What this task involves: Below are entries. Pull out all lines containing "enrollment".

═════ Listed entries ═════

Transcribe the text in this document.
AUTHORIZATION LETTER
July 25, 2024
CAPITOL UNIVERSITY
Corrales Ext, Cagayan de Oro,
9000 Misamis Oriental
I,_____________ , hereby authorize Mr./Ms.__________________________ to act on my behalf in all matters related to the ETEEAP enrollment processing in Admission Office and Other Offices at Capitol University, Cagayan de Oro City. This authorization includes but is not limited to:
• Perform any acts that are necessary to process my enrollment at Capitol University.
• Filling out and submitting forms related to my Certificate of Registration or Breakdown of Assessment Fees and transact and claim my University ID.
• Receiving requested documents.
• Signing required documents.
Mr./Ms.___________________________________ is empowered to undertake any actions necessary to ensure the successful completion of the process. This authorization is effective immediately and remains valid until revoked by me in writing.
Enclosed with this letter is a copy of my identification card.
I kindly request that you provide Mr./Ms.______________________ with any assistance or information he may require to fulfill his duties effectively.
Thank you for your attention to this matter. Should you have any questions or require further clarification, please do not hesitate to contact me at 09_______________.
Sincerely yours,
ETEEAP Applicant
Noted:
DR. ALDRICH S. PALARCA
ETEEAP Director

═════

Answer for this exercise:
I,_____________ , hereby authorize Mr./Ms.__________________________ to act on my behalf in all matters related to the ETEEAP enrollment processing in Admission Office and Other Offices at Capitol University, Cagayan de Oro City. This authorization includes but is not limited to:
• Perform any acts that are necessary to process my enrollment at Capitol University.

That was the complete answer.